## INFORMATION SHOWN
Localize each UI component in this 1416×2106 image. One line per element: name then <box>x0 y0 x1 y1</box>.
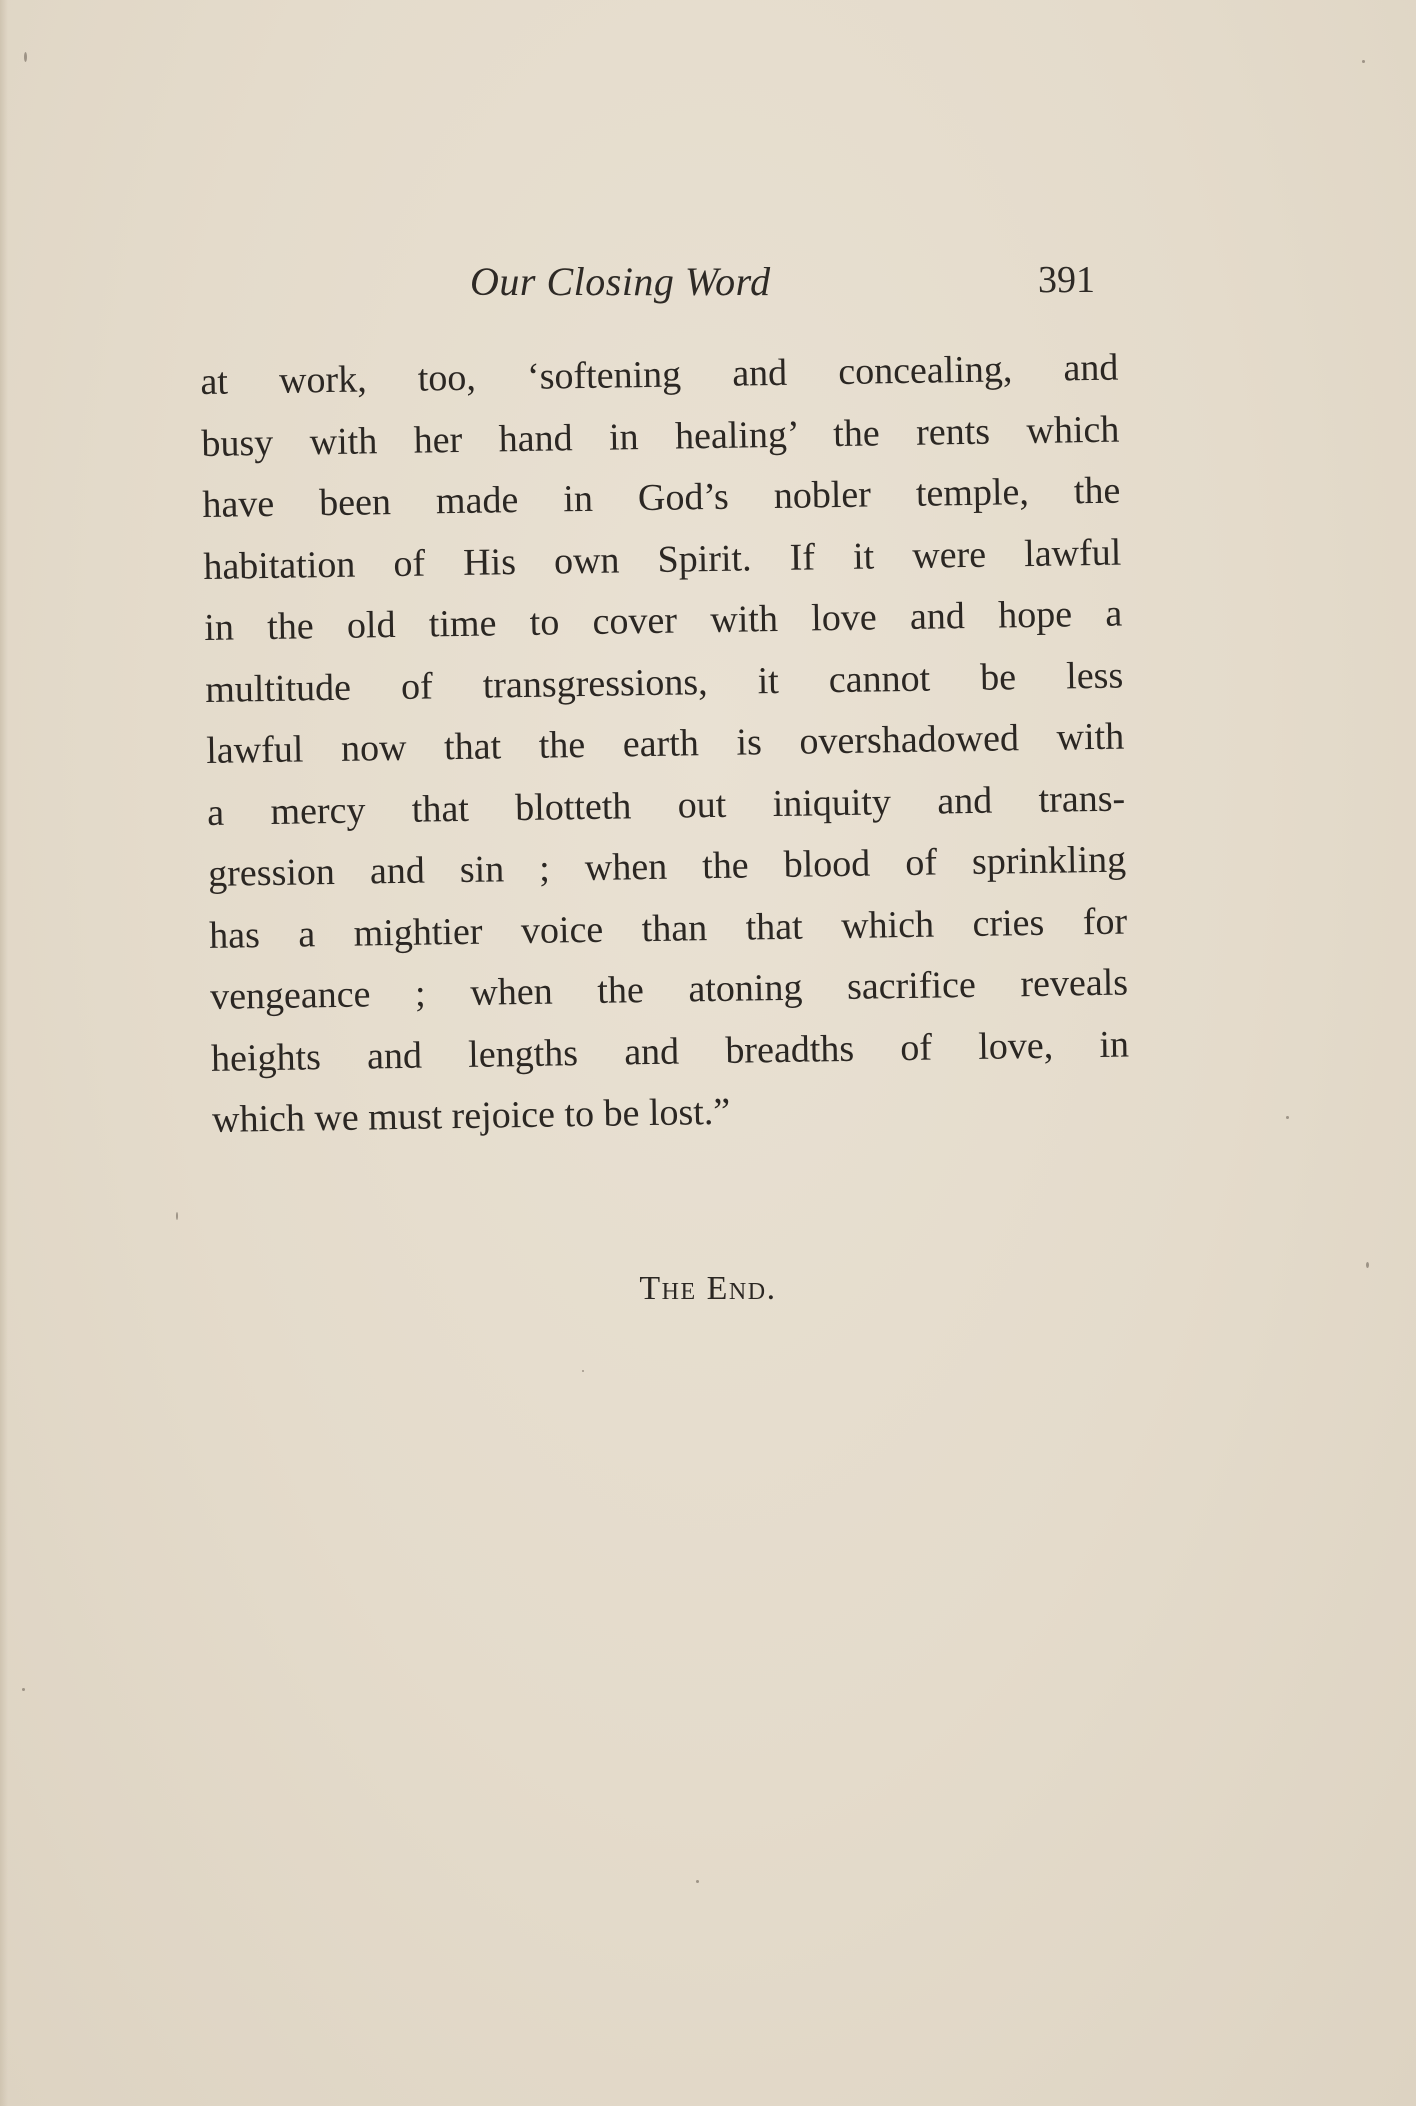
text-line: has a mightier voice than that which cries for <box>208 900 1128 957</box>
paper-speck <box>582 1370 584 1372</box>
text-line: habitation of His own Spirit. If it were lawful <box>203 531 1122 588</box>
the-end-heading: The End. <box>639 1270 777 1307</box>
running-title: Our Closing Word <box>470 259 771 304</box>
page-number: 391 <box>1038 259 1095 301</box>
text-line: at work, too, ‘softening and concealing, and <box>200 346 1119 403</box>
page-binding-edge <box>0 0 8 2106</box>
paper-speck <box>22 1688 25 1691</box>
paper-speck <box>1286 1116 1289 1119</box>
paper-speck <box>696 1880 699 1883</box>
text-line: gression and sin ; when the blood of sprinkling <box>207 838 1127 895</box>
paper-speck <box>1366 1262 1369 1268</box>
text-line: lawful now that the earth is overshadowed with <box>205 715 1125 772</box>
text-line-last: which we must rejoice to be lost.” <box>211 1090 731 1141</box>
body-text <box>200 338 1130 1152</box>
text-line: multitude of transgressions, it cannot be less <box>204 654 1124 711</box>
paper-speck <box>24 52 27 62</box>
text-line: busy with her hand in healing’ the rents which <box>201 408 1120 465</box>
running-head <box>200 258 1120 308</box>
text-line: in the old time to cover with love and hope a <box>204 592 1123 649</box>
paper-speck <box>1362 60 1365 63</box>
text-line: vengeance ; when the atoning sacrifice reveals <box>209 961 1129 1018</box>
text-line: have been made in God’s nobler temple, the <box>202 469 1121 526</box>
text-line: a mercy that blotteth out iniquity and trans- <box>206 777 1126 834</box>
text-line: heights and lengths and breadths of love, in <box>210 1022 1130 1080</box>
paper-speck <box>176 1212 178 1220</box>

## TASK TO CARRY OUT
Copy the data word for word, beginning at the line containing "text-line: has a" and continuing through the line containing "text-line: habitation of".

## OUTPUT
text-line: has a mightier voice than that which cries for <box>208 900 1128 957</box>
paper-speck <box>582 1370 584 1372</box>
text-line: habitation of His own Spirit. If it were lawful <box>203 531 1122 588</box>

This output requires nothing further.